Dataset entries
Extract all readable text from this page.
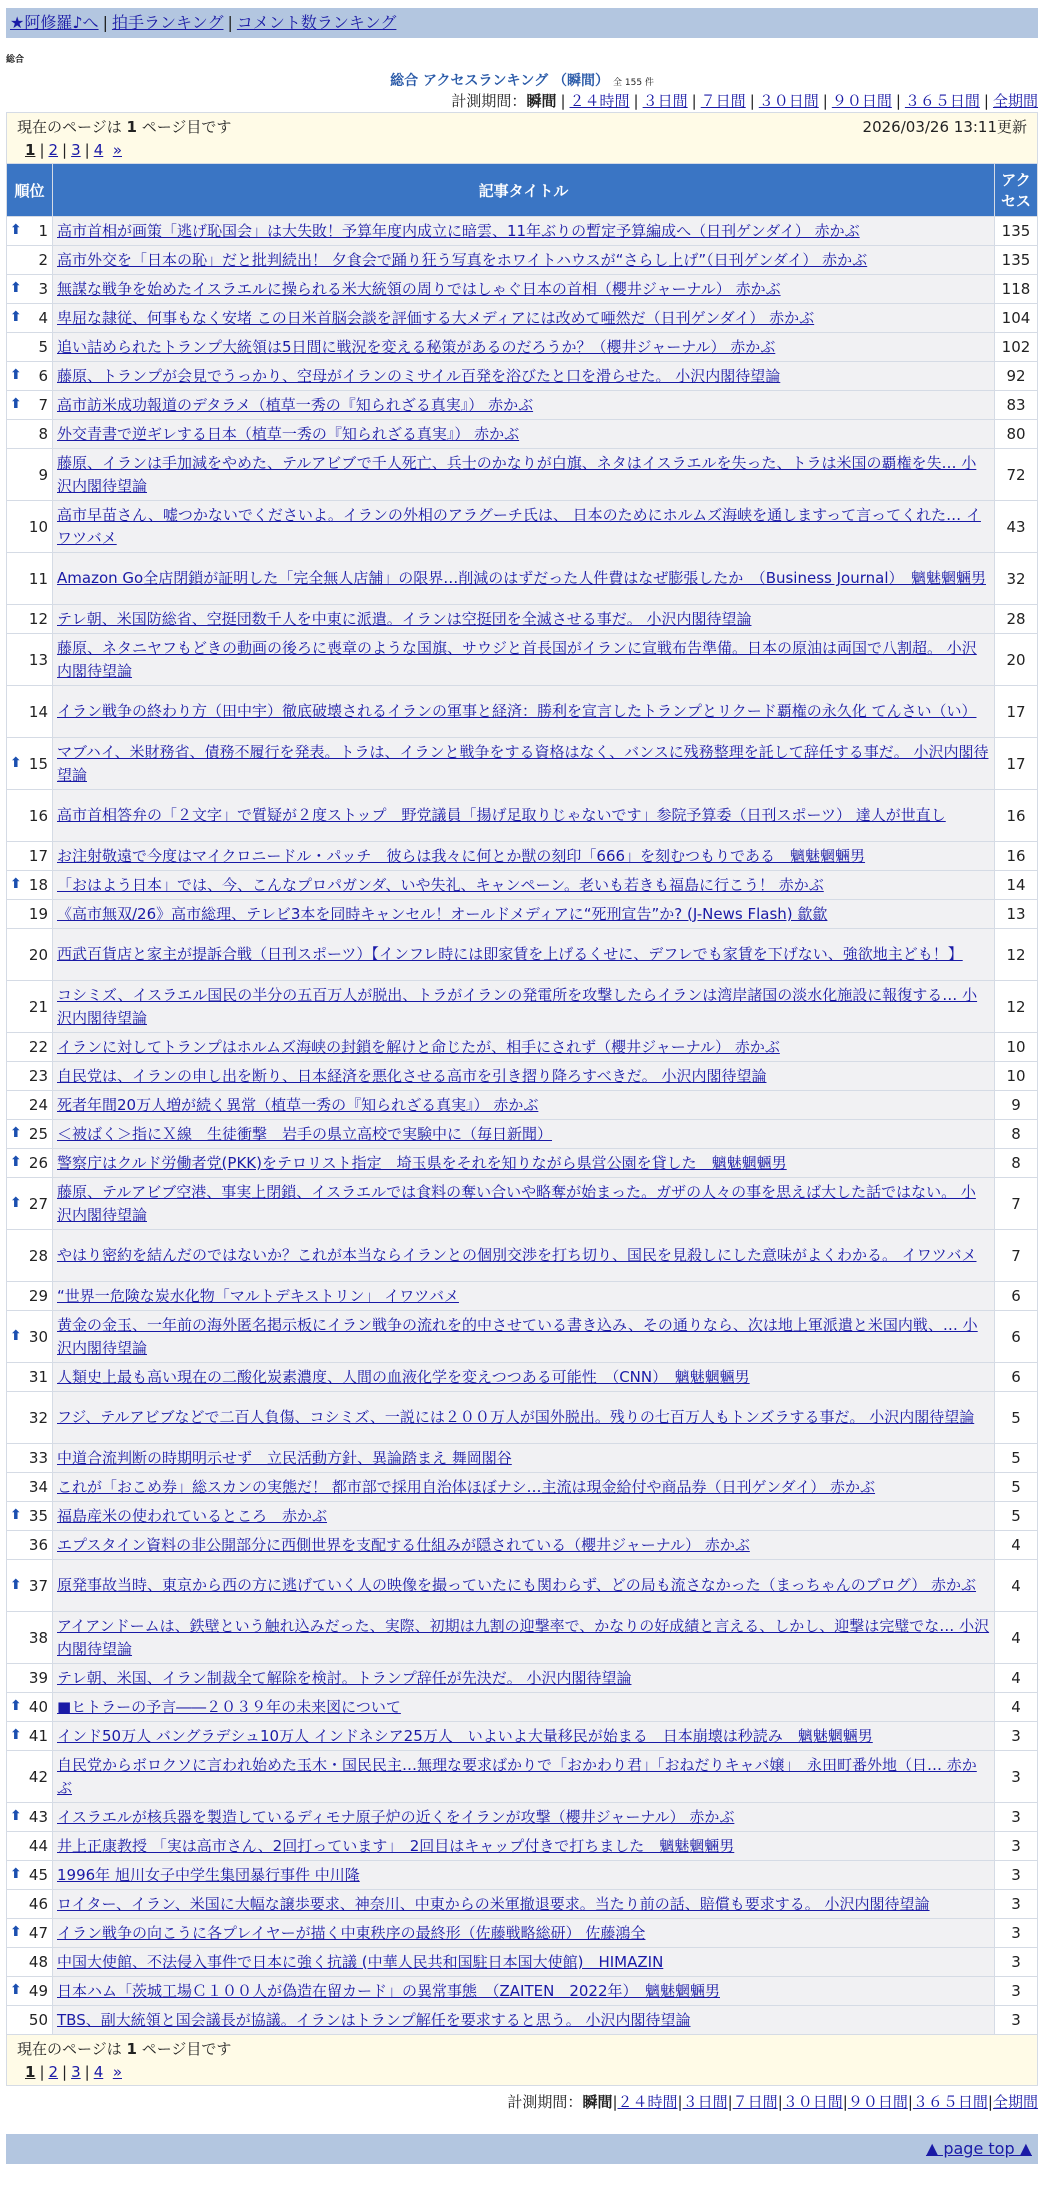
★阿修羅♪へ | 拍手ランキング | コメント数ランキング
総合
総合 アクセスランキング （瞬間） 全 155 件
計測期間：瞬間 | ２４時間 | ３日間 | ７日間 | ３０日間 | ９０日間 | ３６５日間 | 全期間
現在のページは 1 ページ目です 2026/03/26 13:11更新
1 | 2 | 3 | 4 »		

順位	記事タイトル	アクセス

⬆ 1	高市首相が画策「逃げ恥国会」は大失敗！予算年度内成立に暗雲、11年ぶりの暫定予算編成へ（日刊ゲンダイ） 赤かぶ	135
2	高市外交を「日本の恥」だと批判続出！ 夕食会で踊り狂う写真をホワイトハウスが“さらし上げ”（日刊ゲンダイ） 赤かぶ	135

⬆ 3	無謀な戦争を始めたイスラエルに操られる米大統領の周りではしゃぐ日本の首相（櫻井ジャーナル） 赤かぶ	118

⬆ 4	卑屈な隷従、何事もなく安堵 この日米首脳会談を評価する大メディアには改めて唖然だ（日刊ゲンダイ） 赤かぶ	104
5	追い詰められたトランプ大統領は5日間に戦況を変える秘策があるのだろうか？（櫻井ジャーナル） 赤かぶ	102

⬆ 6	藤原、トランプが会見でうっかり、空母がイランのミサイル百発を浴びたと口を滑らせた。 小沢内閣待望論	92

⬆ 7	高市訪米成功報道のデタラメ（植草一秀の『知られざる真実』） 赤かぶ	83
8	外交青書で逆ギレする日本（植草一秀の『知られざる真実』） 赤かぶ	80
9	藤原、イランは手加減をやめた、テルアビブで千人死亡、兵士のかなりが白旗、ネタはイスラエルを失った、トラは米国の覇権を失… 小沢内閣待望論	72
10	高市早苗さん、嘘つかないでくださいよ。イランの外相のアラグーチ氏は、 日本のためにホルムズ海峡を通しますって言ってくれた… イワツバメ	43
11	Amazon Go全店閉鎖が証明した「完全無人店舗」の限界…削減のはずだった人件費はなぜ膨張したか　（Business Journal）　魑魅魍魎男	32
12	テレ朝、米国防総省、空挺団数千人を中東に派遣。イランは空挺団を全滅させる事だ。 小沢内閣待望論	28
13	藤原、ネタニヤフもどきの動画の後ろに喪章のような国旗、サウジと首長国がイランに宣戦布告準備。日本の原油は両国で八割超。 小沢内閣待望論	20
14	イラン戦争の終わり方（田中宇）徹底破壊されるイランの軍事と経済：勝利を宣言したトランプとリクード覇権の永久化 てんさい（い）	17

⬆ 15	マブハイ、米財務省、債務不履行を発表。トラは、イランと戦争をする資格はなく、バンスに残務整理を託して辞任する事だ。 小沢内閣待望論	17
16	高市首相答弁の「２文字」で質疑が２度ストップ　野党議員「揚げ足取りじゃないです」参院予算委（日刊スポーツ） 達人が世直し	16
17	お注射敬遠で今度はマイクロニードル・パッチ　彼らは我々に何とか獣の刻印「666」を刻むつもりである　魑魅魍魎男	16

⬆ 18	「おはよう日本」では、今、こんなプロパガンダ、いや失礼、キャンペーン。老いも若きも福島に行こう！ 赤かぶ	14
19	《高市無双/26》高市総理、テレビ3本を同時キャンセル！オールドメディアに“死刑宣告”か? (J-News Flash) 歙歙	13
20	西武百貨店と家主が提訴合戦（日刊スポーツ）【インフレ時には即家賃を上げるくせに、デフレでも家賃を下げない、強欲地主ども！】	12
21	コシミズ、イスラエル国民の半分の五百万人が脱出、トラがイランの発電所を攻撃したらイランは湾岸諸国の淡水化施設に報復する… 小沢内閣待望論	12
22	イランに対してトランプはホルムズ海峡の封鎖を解けと命じたが、相手にされず（櫻井ジャーナル） 赤かぶ	10
23	自民党は、イランの申し出を断り、日本経済を悪化させる高市を引き摺り降ろすべきだ。 小沢内閣待望論	10
24	死者年間20万人増が続く異常（植草一秀の『知られざる真実』） 赤かぶ	9

⬆ 25	＜被ばく＞指にＸ線　生徒衝撃　岩手の県立高校で実験中に（毎日新聞）	8

⬆ 26	警察庁はクルド労働者党(PKK)をテロリスト指定　埼玉県をそれを知りながら県営公園を貸した　魑魅魍魎男	8

⬆ 27	藤原、テルアビブ空港、事実上閉鎖、イスラエルでは食料の奪い合いや略奪が始まった。ガザの人々の事を思えば大した話ではない。 小沢内閣待望論	7
28	やはり密約を結んだのではないか？これが本当ならイランとの個別交渉を打ち切り、国民を見殺しにした意味がよくわかる。 イワツバメ	7
29	“世界一危険な炭水化物「マルトデキストリン」 イワツバメ	6

⬆ 30	黄金の金玉、一年前の海外匿名掲示板にイラン戦争の流れを的中させている書き込み、その通りなら、次は地上軍派遣と米国内戦、… 小沢内閣待望論	6
31	人類史上最も高い現在の二酸化炭素濃度、人間の血液化学を変えつつある可能性　（CNN）　魑魅魍魎男	6
32	フジ、テルアビブなどで二百人負傷、コシミズ、一説には２００万人が国外脱出。残りの七百万人もトンズラする事だ。 小沢内閣待望論	5
33	中道合流判断の時期明示せず　立民活動方針、異論踏まえ 舞岡閣谷	5
34	これが「おこめ券」総スカンの実態だ！ 都市部で採用自治体ほぼナシ…主流は現金給付や商品券（日刊ゲンダイ） 赤かぶ	5

⬆ 35	福島産米の使われているところ　赤かぶ	5
36	エプスタイン資料の非公開部分に西側世界を支配する仕組みが隠されている（櫻井ジャーナル） 赤かぶ	4

⬆ 37	原発事故当時、東京から西の方に逃げていく人の映像を撮っていたにも関わらず、どの局も流さなかった（まっちゃんのブログ） 赤かぶ	4
38	アイアンドームは、鉄壁という触れ込みだった、実際、初期は九割の迎撃率で、かなりの好成績と言える、しかし、迎撃は完璧でな… 小沢内閣待望論	4
39	テレ朝、米国、イラン制裁全て解除を検討。トランプ辞任が先決だ。 小沢内閣待望論	4

⬆ 40	■ヒトラーの予言――２０３９年の未来図について	4

⬆ 41	インド50万人 バングラデシュ10万人 インドネシア25万人　いよいよ大量移民が始まる　日本崩壊は秒読み　魑魅魍魎男	3
42	自民党からボロクソに言われ始めた玉木・国民民主…無理な要求ばかりで「おかわり君」「おねだりキャバ嬢」　永田町番外地（日… 赤かぶ	3

⬆ 43	イスラエルが核兵器を製造しているディモナ原子炉の近くをイランが攻撃（櫻井ジャーナル） 赤かぶ	3
44	井上正康教授 「実は高市さん、2回打っています」　2回目はキャップ付きで打ちました　魑魅魍魎男	3

⬆ 45	1996年 旭川女子中学生集団暴行事件 中川隆	3
46	ロイター、イラン、米国に大幅な譲歩要求、神奈川、中東からの米軍撤退要求。当たり前の話、賠償も要求する。 小沢内閣待望論	3

⬆ 47	イラン戦争の向こうに各プレイヤーが描く中東秩序の最終形（佐藤戦略総研） 佐藤鴻全	3
48	中国大使館、不法侵入事件で日本に強く抗議 (中華人民共和国駐日本国大使館)　HIMAZIN	3

⬆ 49	日本ハム「茨城工場Ｃ１００人が偽造在留カード」の異常事態　（ZAITEN　2022年）　魑魅魍魎男	3
50	TBS、副大統領と国会議長が協議。イランはトランプ解任を要求すると思う。 小沢内閣待望論	3

現在のページは 1 ページ目です
1 | 2 | 3 | 4 »		
計測期間：瞬間|２４時間|３日間|７日間|３０日間|９０日間|３６５日間|全期間
▲ page top ▲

> GOAL OF THE EXERCISE:
Of all the lines above, how many contain the word "櫻井ジャーナル"? Answer with only the number.

> SOLUTION TO THE EXERCISE:
5